= Text to read =
Data Transfer on the PRACE Network

PRACE users can use the 10Gbps PRACE Network for moving large data among PRACE sites.

The selected data transfer tool is Globus/GridFTP which is available on dt02.bsc.es

In order to use it, a PRACE user must get access to dt02.bsc.es:

    % ssh -l pr1eXXXX dt02.bsc.es

Load the PRACE environment with ‘module’ tool:

    % module load prace globus

Create a proxy certificate using ‘grid-proxy-init’:

    % grid-proxy-init 
    Your identity: /DC=es/DC=irisgrid/O=bsc-cns/CN=john.foo
    Enter GRID pass phrase for this identity:
    Creating proxy ........................................... Done
    Your proxy is valid until: Wed Aug  7 00:37:26 2013
    pr1eXXXX@dtransfer2:~>

The command ‘globus-url-copy’ is now available for transferring large data.

= Task 1 =
Please list every command that the PRACE data transfer text shows typed after the % prompt.
= Task 2 =
Carry on the PRACE data transfer text, starting after its final sentence.

= Given information =
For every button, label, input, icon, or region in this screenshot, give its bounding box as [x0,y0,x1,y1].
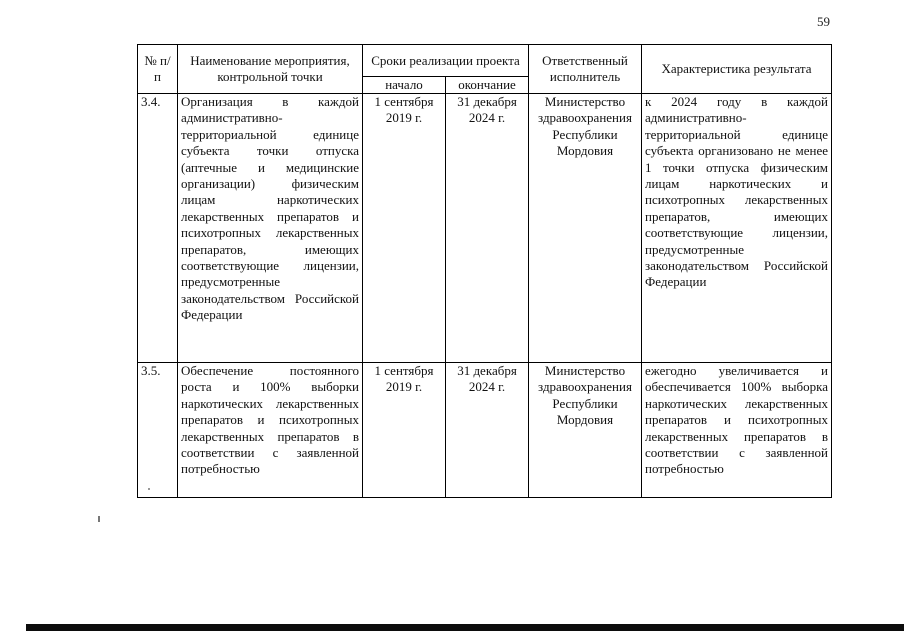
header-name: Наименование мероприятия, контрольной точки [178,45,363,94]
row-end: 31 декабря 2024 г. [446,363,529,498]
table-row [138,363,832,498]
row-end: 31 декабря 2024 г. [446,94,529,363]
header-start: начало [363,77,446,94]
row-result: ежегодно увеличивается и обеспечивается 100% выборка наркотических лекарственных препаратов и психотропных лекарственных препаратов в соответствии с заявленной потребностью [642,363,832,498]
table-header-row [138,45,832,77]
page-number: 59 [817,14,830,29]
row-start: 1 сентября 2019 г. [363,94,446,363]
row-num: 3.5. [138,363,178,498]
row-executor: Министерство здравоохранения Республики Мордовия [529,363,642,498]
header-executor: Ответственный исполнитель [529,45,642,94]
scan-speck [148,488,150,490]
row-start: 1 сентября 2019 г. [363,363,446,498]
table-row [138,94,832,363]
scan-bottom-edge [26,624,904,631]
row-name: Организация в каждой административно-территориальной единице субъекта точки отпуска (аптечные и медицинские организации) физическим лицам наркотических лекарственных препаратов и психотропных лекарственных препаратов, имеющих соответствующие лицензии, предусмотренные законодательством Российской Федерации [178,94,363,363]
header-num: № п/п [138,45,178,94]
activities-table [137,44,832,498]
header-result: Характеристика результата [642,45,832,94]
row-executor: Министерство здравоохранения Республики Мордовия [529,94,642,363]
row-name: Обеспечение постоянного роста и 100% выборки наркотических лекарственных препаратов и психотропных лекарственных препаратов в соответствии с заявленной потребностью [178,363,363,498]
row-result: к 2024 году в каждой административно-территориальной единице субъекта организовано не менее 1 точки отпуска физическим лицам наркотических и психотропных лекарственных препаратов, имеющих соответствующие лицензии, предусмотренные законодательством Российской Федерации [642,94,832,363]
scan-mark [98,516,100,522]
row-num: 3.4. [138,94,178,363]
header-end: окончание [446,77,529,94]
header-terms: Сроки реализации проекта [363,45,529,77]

= Task result 1 =
ssh -l pr1eXXXX dt02.bsc.es
module load prace globus
grid-proxy-init

= Task result 2 =
    globus-url-copy [-p <parallelism>] [-tcp-bs <size>] <sourceURL> <destURL>

Where:

All the available PRACE GridFTP endpoints can be retrieved with the ‘prace_service’ script:

    % prace_service -i -f bsc
    gftp.prace.bsc.es:2811

More information is available at the PRACE website

Active Archive Management ↩

Active Archive (AA) is a mid-long term storage filesystem that provides 3.7 PB of total space. You can access AA from the Data Transfer Machine (dt01.bsc.es and dt02.bsc.es) under /gpfs/archive/your_group.

NOTE: There is no backup of this filesystem. The user is responsible for adequately managing the data stored in it.

To move or copy from/to AA you have to use our special commands:

These commands submit a job into a special class performing the selected command. Their syntax is the same than the shell command without ‘dt’ prefix (cp, mv, rsync, tar).

dtq shows all the transfer jobs that belong to you. (works like mnq)

dtcancel works like mncancel (see below) for transfer jobs.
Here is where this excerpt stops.